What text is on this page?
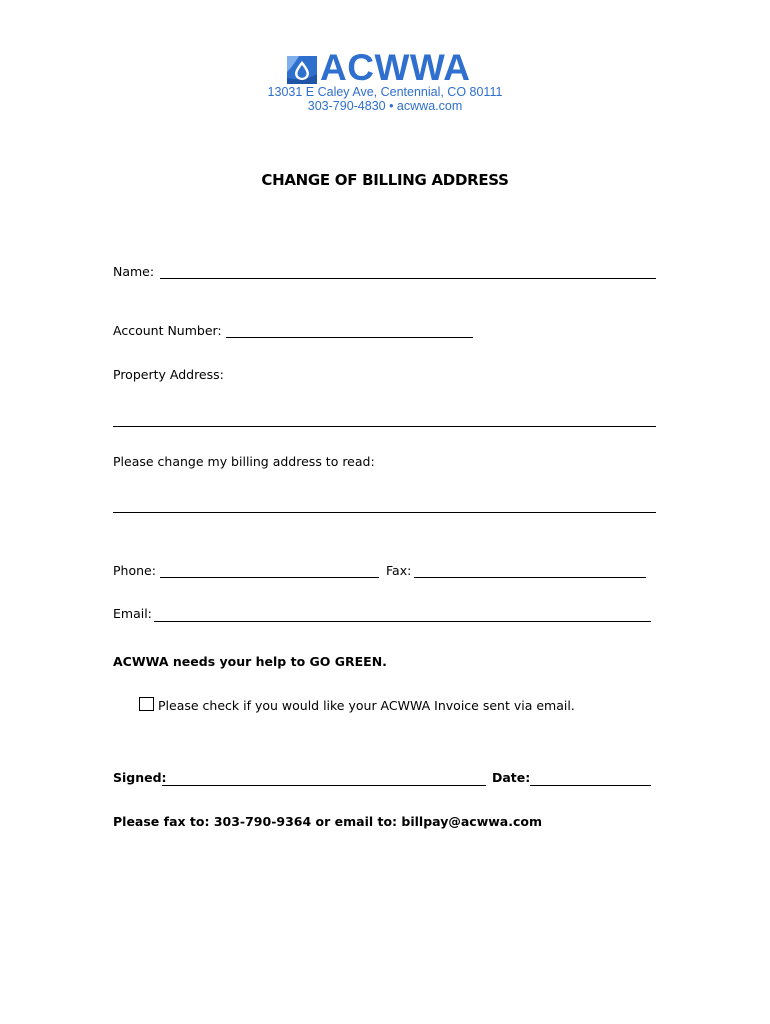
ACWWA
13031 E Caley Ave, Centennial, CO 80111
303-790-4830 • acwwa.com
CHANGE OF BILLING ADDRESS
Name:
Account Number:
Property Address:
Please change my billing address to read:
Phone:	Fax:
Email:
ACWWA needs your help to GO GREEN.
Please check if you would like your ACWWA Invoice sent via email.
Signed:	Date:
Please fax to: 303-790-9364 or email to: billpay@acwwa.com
____
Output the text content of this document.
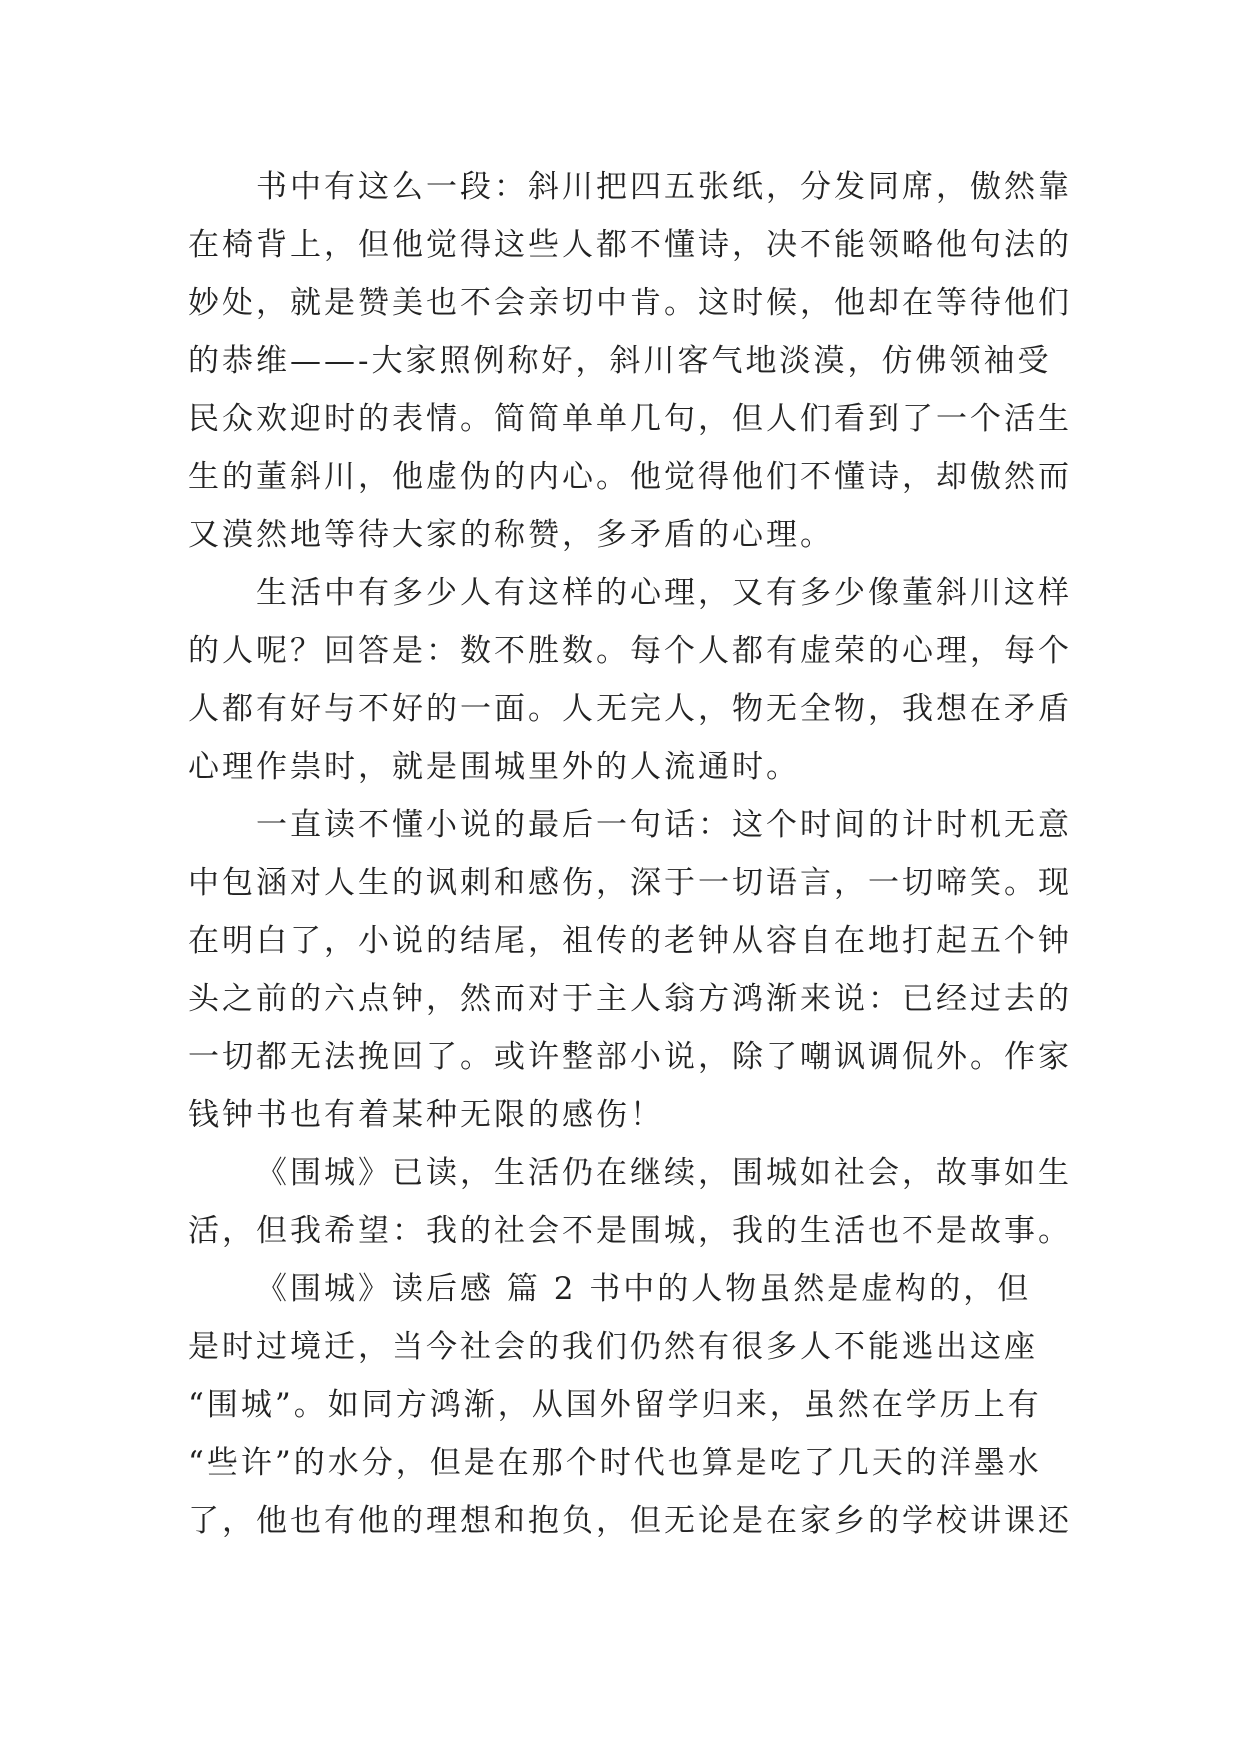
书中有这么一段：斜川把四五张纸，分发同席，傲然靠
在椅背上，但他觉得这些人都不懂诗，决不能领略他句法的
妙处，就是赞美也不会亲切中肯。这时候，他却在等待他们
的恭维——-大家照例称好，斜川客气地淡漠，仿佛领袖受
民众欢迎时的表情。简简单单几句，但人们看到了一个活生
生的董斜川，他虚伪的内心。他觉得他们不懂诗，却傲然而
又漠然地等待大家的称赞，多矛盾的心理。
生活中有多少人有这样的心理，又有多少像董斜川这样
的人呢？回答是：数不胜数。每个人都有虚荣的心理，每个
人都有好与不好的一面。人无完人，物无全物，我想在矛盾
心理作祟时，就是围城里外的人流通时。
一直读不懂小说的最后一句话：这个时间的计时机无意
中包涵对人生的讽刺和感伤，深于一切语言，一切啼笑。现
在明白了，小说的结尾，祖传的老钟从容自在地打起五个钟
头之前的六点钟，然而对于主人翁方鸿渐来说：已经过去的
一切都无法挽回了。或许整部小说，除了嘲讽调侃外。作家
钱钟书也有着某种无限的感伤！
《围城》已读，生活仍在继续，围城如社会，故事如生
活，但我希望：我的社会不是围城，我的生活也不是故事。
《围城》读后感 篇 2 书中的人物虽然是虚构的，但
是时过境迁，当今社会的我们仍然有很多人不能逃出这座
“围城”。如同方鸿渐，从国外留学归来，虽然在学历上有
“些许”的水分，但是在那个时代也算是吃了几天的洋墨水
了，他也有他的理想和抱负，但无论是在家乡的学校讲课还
____
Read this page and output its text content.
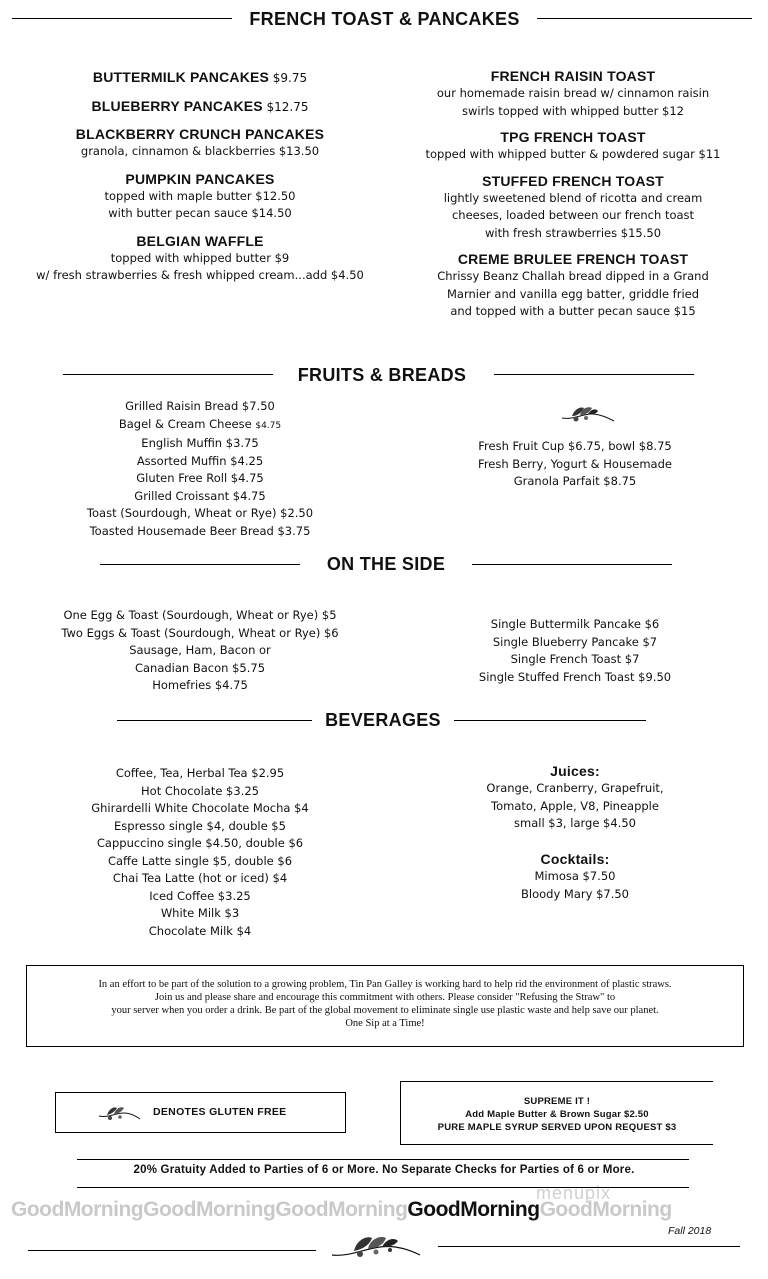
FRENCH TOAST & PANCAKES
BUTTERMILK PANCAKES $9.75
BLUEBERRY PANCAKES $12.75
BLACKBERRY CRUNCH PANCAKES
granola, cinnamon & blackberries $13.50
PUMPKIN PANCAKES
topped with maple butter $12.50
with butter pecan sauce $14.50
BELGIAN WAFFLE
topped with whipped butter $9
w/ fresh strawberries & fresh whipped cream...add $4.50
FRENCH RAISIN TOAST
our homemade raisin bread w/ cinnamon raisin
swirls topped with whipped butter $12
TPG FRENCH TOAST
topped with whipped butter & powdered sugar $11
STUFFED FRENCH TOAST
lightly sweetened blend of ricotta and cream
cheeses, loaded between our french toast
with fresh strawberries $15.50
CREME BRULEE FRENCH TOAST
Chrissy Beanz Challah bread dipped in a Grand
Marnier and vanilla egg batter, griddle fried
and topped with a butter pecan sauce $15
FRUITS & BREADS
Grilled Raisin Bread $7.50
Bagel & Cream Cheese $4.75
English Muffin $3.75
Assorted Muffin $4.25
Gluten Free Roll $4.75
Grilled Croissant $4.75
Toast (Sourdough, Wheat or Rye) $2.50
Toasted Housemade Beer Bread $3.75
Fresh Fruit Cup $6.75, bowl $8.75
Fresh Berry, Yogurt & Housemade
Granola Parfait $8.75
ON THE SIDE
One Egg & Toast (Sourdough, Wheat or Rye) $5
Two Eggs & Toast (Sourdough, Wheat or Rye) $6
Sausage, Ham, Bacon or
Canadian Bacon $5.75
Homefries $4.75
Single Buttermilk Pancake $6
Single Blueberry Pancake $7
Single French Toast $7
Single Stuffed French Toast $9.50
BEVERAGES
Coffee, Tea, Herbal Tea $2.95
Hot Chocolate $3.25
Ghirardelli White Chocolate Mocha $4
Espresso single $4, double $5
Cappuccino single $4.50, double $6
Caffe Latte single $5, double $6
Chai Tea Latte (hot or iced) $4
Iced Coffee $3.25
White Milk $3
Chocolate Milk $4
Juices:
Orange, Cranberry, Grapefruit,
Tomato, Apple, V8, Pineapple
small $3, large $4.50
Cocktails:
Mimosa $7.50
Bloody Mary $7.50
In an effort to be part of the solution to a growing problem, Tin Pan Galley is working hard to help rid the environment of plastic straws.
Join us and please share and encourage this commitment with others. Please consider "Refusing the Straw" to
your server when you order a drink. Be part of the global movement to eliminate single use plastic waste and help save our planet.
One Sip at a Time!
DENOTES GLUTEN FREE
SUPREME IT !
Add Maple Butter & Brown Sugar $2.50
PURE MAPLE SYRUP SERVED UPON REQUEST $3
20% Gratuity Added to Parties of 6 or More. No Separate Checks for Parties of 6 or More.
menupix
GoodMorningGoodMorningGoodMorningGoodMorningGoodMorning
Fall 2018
____
:: WHAT IS NEEDED ::
Lines from the records above that hold "whipped" are the ones to list.

:: TASK OUTPUT ::
topped with whipped butter $9
w/ fresh strawberries & fresh whipped cream...add $4.50
swirls topped with whipped butter $12
topped with whipped butter & powdered sugar $11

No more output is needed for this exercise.